> **Task objective**
Which lines in the material below contain the word "acciones"? Copy each of them.

> **Records provided**
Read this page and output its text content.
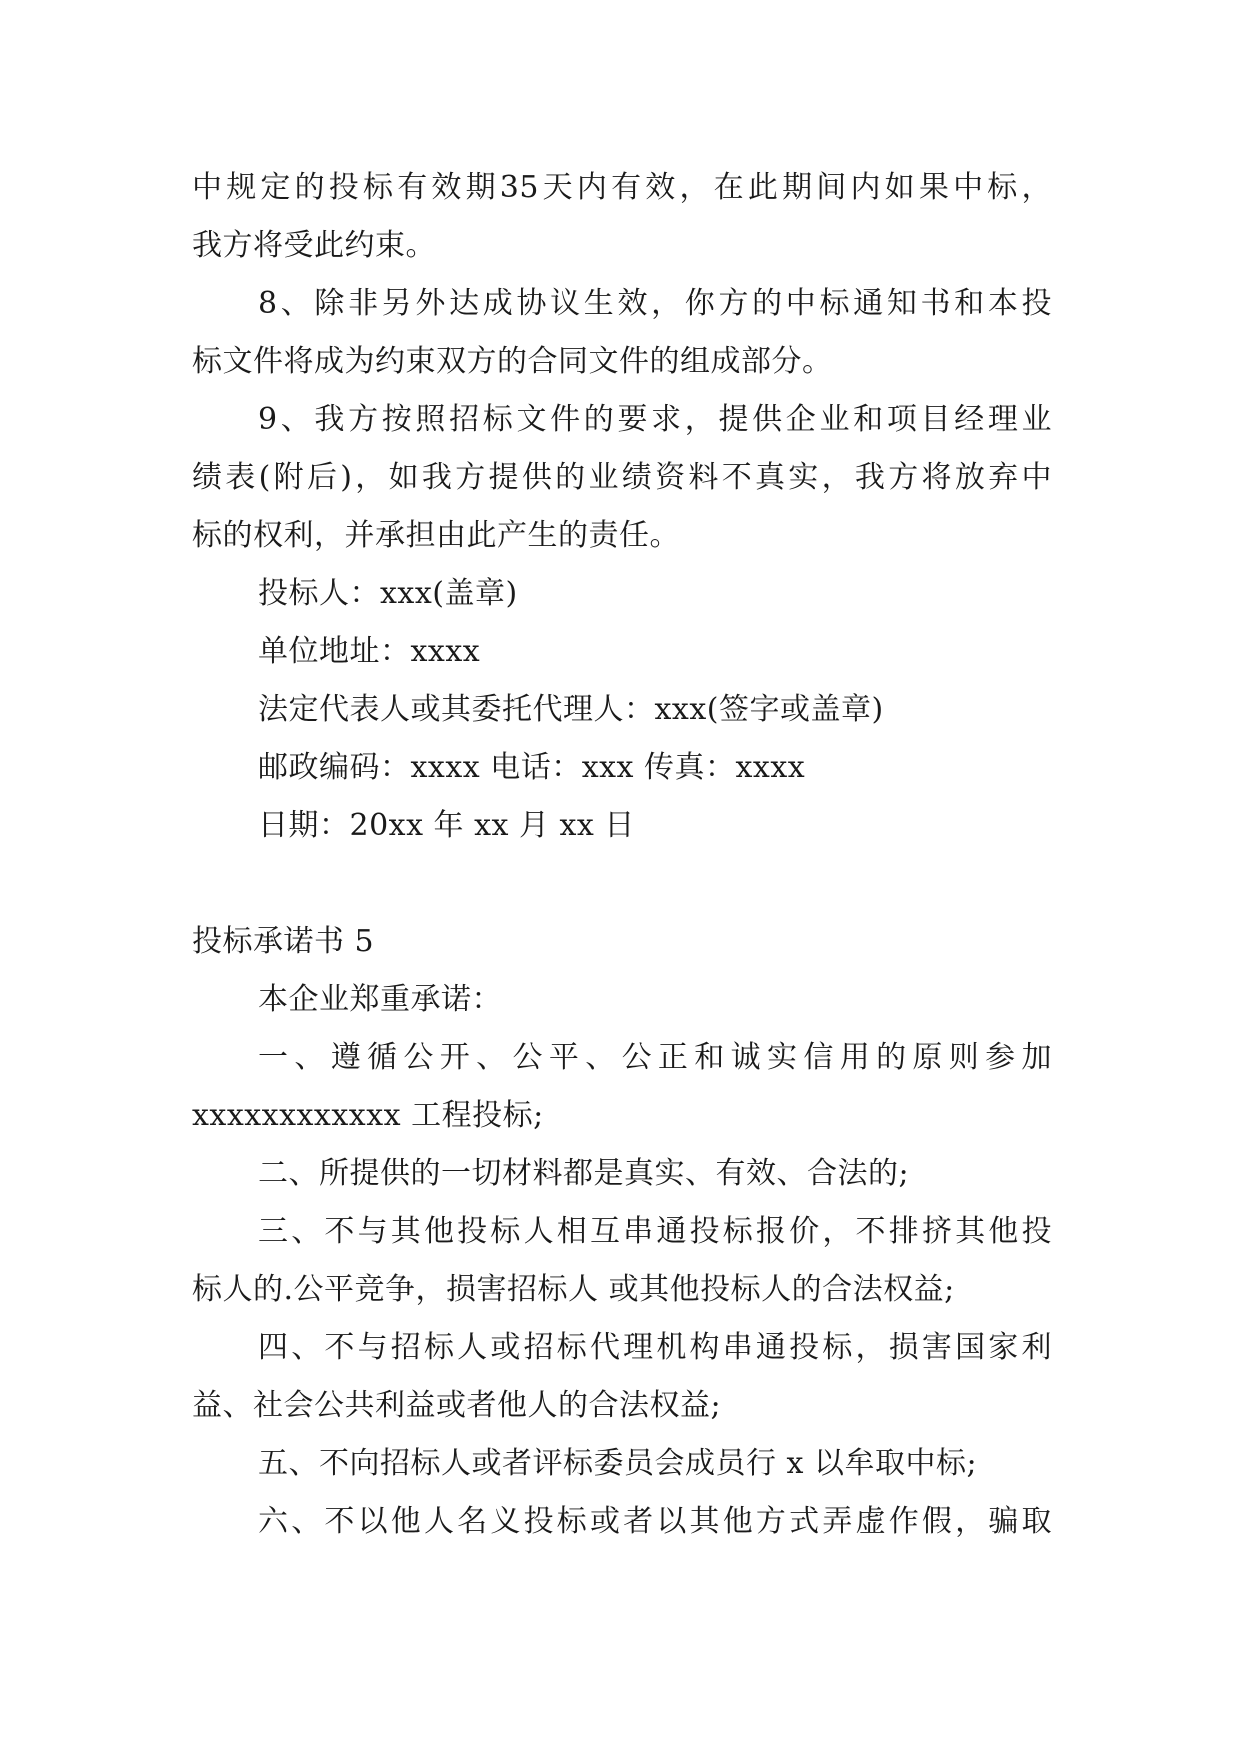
中规定的投标有效期35天内有效，在此期间内如果中标，
我方将受此约束。
8、除非另外达成协议生效，你方的中标通知书和本投
标文件将成为约束双方的合同文件的组成部分。
9、我方按照招标文件的要求，提供企业和项目经理业
绩表(附后)，如我方提供的业绩资料不真实，我方将放弃中
标的权利，并承担由此产生的责任。
投标人：xxx(盖章)
单位地址：xxxx
法定代表人或其委托代理人：xxx(签字或盖章)
邮政编码：xxxx 电话：xxx 传真：xxxx
日期：20xx 年 xx 月 xx 日
投标承诺书 5
本企业郑重承诺：
一、遵循公开、公平、公正和诚实信用的原则参加
xxxxxxxxxxxx 工程投标;
二、所提供的一切材料都是真实、有效、合法的;
三、不与其他投标人相互串通投标报价，不排挤其他投
标人的.公平竞争，损害招标人 或其他投标人的合法权益;
四、不与招标人或招标代理机构串通投标，损害国家利
益、社会公共利益或者他人的合法权益;
五、不向招标人或者评标委员会成员行 x 以牟取中标;
六、不以他人名义投标或者以其他方式弄虚作假，骗取
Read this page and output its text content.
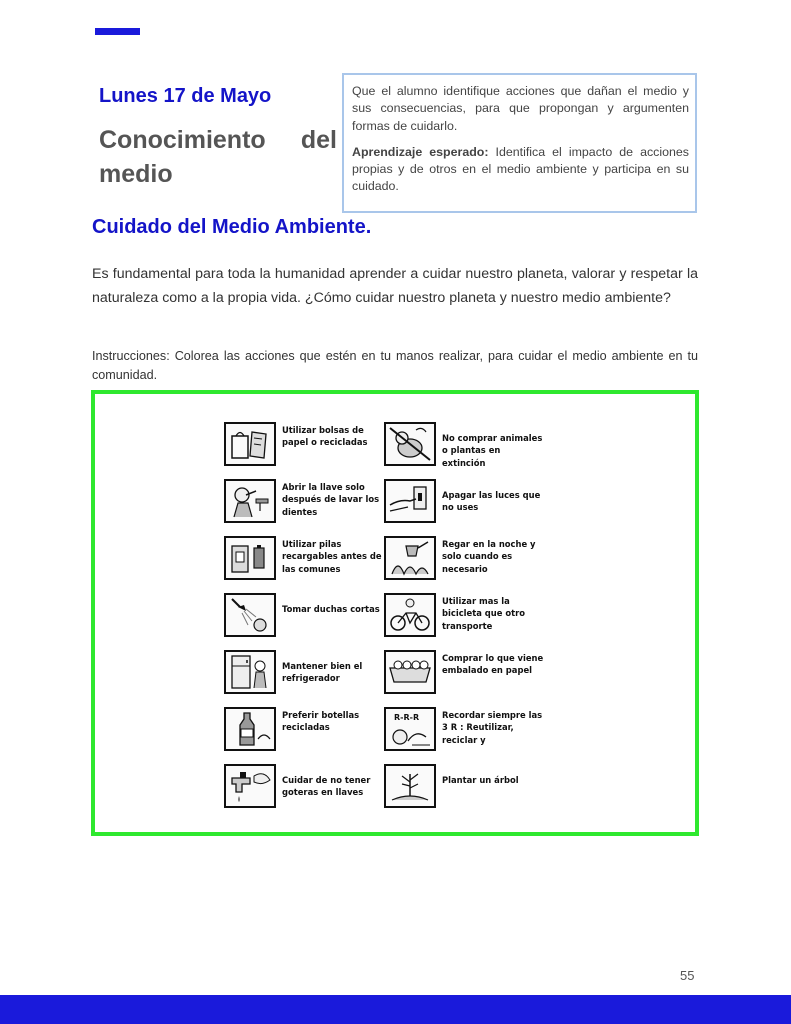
Lunes 17 de Mayo
Conocimiento del
medio

Que el alumno identifique acciones que dañan el medio y sus consecuencias, para que propongan y argumenten formas de cuidarlo.

Aprendizaje esperado: Identifica el impacto de acciones propias y de otros en el medio ambiente y participa en su cuidado.

Cuidado del Medio Ambiente.
Es fundamental para toda la humanidad aprender a cuidar nuestro planeta, valorar y respetar la naturaleza como a la propia vida. ¿Cómo cuidar nuestro planeta y nuestro medio ambiente?
Instrucciones: Colorea las acciones que estén en tu manos realizar, para cuidar el medio ambiente en tu comunidad.
Utilizar bolsas de papel o recicladas	No comprar animales o plantas en extinción
Abrir la llave solo después de lavar los dientes
Apagar las luces que no uses
Utilizar pilas recargables antes de las comunes
Regar en la noche y solo cuando es necesario
Tomar duchas cortas
Utilizar mas la bicicleta que otro transporte
Mantener bien el refrigerador
Comprar lo que viene embalado en papel
Preferir botellas recicladas
R-R-R	Recordar siempre las 3 R : Reutilizar, reciclar y
Cuidar de no tener goteras en llaves
Plantar un árbol
55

> **Answer to the exercise**
Que el alumno identifique acciones que dañan el medio y sus consecuencias, para que propongan y argumenten formas de cuidarlo.
Aprendizaje esperado: Identifica el impacto de acciones propias y de otros en el medio ambiente y participa en su cuidado.
Instrucciones: Colorea las acciones que estén en tu manos realizar, para cuidar el medio ambiente en tu comunidad.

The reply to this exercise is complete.